Set exercise = Work out how many lines of the material below mention the word "debt"; reply with the number only.

Data for this exercise =
━━━━━━

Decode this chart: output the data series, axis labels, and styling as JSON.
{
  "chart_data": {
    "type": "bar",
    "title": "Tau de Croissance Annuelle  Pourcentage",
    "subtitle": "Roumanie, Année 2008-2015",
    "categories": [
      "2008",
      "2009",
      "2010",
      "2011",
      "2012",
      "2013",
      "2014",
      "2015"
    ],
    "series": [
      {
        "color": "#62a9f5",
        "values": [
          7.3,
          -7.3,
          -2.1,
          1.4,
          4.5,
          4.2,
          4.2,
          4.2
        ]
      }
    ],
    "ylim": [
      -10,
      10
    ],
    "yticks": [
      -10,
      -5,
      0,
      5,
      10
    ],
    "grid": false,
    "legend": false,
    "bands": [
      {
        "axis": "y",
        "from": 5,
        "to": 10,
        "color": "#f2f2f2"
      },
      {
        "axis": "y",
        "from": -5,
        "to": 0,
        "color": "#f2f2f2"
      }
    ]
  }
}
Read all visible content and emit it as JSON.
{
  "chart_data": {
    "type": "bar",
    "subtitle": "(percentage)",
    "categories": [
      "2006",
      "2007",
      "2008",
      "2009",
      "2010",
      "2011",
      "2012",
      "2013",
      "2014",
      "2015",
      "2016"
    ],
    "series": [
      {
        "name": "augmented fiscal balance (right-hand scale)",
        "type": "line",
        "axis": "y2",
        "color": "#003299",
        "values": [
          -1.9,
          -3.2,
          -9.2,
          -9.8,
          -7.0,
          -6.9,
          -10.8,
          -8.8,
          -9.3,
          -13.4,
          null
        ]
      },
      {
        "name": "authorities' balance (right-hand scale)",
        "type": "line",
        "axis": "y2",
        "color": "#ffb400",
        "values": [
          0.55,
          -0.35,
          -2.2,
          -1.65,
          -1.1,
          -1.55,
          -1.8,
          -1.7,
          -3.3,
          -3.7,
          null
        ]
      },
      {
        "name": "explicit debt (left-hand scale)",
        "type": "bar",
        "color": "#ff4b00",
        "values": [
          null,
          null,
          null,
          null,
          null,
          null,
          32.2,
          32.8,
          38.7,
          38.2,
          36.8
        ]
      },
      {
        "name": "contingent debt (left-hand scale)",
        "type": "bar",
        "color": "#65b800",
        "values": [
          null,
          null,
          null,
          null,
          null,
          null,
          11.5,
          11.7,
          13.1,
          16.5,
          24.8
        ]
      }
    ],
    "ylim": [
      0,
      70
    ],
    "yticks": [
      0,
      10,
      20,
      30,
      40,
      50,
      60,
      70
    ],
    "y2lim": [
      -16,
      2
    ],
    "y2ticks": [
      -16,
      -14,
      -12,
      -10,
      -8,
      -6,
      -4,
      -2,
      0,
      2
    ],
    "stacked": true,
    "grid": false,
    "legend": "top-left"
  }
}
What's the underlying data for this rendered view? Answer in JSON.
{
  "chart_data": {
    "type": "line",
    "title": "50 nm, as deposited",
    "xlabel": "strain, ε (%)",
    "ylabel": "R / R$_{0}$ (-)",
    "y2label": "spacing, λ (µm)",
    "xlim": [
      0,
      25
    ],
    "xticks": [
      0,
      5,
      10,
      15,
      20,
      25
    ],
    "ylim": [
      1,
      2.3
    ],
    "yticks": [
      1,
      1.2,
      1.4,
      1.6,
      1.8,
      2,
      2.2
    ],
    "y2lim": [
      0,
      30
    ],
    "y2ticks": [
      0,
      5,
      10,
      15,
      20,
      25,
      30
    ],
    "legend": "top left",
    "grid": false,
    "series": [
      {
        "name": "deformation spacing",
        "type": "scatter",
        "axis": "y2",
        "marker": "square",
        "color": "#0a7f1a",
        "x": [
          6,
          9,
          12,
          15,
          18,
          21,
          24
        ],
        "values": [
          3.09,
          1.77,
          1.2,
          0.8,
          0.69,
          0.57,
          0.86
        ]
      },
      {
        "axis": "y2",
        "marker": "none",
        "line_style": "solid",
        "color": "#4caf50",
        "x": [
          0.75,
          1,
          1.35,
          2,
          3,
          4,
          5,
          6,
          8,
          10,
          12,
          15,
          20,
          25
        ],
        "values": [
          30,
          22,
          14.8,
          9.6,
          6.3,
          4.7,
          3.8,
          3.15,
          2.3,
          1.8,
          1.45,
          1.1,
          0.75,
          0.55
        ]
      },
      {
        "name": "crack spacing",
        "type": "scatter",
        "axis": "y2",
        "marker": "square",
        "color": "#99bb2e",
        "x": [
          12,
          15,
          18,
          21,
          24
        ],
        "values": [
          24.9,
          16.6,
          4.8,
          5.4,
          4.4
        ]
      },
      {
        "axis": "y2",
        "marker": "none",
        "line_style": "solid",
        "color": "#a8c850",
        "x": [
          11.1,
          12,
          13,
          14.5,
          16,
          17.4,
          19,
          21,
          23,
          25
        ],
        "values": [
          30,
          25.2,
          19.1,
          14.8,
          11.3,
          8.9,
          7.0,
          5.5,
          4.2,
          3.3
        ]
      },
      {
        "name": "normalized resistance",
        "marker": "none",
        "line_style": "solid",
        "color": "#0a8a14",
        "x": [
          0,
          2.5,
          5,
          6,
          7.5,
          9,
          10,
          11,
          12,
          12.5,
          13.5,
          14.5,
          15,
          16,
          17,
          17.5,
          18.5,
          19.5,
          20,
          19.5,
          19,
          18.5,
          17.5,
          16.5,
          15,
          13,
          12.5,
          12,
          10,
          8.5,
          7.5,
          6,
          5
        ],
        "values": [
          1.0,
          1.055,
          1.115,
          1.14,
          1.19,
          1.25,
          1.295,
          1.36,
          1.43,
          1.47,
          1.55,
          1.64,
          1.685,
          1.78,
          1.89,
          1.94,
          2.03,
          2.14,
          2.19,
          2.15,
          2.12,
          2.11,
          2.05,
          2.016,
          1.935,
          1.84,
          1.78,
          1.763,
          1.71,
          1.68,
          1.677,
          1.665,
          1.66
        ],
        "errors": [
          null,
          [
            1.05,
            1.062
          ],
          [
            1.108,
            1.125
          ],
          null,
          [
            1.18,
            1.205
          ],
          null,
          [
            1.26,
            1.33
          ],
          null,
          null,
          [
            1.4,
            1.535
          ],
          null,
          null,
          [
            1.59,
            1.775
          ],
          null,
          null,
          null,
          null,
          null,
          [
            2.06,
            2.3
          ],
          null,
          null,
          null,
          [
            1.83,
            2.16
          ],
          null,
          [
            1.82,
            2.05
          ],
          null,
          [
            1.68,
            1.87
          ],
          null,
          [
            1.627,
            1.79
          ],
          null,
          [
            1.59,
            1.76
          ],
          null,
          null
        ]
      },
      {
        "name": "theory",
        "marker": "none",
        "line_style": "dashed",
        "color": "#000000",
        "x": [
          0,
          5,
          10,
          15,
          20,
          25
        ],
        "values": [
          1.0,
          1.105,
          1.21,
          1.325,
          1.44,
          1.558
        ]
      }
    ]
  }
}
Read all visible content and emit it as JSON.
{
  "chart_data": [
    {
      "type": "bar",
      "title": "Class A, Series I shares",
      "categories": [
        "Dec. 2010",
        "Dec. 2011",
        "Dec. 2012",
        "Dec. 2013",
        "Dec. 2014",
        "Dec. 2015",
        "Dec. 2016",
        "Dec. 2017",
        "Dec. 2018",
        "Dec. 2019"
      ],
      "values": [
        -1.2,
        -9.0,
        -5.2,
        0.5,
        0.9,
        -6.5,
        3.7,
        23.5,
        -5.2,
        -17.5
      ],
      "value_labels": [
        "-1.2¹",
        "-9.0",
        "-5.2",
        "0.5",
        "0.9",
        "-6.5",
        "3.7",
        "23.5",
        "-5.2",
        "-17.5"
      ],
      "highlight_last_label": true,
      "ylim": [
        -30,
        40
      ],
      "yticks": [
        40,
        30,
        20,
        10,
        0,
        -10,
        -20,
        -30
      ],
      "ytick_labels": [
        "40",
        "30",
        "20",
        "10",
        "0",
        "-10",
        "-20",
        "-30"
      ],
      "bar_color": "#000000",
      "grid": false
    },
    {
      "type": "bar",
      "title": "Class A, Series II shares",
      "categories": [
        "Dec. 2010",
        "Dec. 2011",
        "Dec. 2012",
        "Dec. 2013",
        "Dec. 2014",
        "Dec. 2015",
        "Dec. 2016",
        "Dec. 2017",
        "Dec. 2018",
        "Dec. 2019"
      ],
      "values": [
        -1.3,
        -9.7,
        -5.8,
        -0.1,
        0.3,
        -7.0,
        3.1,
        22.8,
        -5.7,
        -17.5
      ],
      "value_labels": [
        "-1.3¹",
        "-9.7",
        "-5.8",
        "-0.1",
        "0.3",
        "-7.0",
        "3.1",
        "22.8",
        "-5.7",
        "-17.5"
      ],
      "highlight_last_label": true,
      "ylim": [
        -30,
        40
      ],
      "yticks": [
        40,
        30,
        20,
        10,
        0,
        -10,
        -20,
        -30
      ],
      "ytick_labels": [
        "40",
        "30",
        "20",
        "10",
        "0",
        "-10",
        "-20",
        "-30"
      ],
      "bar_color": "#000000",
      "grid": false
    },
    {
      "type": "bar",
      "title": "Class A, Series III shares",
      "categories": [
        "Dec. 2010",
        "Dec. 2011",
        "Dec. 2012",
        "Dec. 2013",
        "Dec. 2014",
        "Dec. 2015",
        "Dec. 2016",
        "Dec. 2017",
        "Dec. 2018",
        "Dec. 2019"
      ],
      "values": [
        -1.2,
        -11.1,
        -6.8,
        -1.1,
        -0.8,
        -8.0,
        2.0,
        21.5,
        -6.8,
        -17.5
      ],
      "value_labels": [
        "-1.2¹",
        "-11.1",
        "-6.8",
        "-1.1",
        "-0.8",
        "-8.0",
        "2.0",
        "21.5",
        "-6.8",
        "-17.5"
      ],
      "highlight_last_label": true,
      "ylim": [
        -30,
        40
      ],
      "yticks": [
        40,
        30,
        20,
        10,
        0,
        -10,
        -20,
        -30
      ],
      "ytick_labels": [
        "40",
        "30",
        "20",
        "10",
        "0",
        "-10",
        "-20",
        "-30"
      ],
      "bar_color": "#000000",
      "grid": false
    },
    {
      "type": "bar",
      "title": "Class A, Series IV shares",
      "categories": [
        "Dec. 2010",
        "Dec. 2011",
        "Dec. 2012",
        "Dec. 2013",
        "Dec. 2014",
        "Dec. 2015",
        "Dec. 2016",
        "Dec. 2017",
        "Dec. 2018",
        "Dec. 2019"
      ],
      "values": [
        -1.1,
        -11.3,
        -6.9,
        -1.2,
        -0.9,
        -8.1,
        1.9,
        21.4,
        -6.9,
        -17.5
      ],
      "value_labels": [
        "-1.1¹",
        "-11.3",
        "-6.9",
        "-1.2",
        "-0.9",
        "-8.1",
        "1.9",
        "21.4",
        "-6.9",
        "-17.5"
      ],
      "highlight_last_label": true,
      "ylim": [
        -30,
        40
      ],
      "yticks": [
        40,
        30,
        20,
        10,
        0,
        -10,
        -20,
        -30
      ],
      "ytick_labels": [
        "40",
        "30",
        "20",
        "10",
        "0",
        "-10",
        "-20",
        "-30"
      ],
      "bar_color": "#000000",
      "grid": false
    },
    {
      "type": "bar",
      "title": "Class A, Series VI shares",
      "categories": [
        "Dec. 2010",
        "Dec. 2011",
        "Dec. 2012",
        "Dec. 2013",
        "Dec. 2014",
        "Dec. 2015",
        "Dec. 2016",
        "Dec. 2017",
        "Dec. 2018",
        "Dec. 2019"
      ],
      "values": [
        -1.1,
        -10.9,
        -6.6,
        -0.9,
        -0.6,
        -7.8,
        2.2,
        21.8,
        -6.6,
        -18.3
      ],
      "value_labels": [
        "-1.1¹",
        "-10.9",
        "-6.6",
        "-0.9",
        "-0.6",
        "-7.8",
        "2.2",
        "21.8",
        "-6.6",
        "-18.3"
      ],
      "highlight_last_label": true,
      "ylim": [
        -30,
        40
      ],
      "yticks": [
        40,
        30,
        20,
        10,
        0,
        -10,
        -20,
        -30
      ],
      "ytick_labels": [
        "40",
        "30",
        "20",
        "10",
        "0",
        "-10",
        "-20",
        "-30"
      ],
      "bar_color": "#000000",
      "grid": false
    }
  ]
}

━━━━━━

Complete response = 2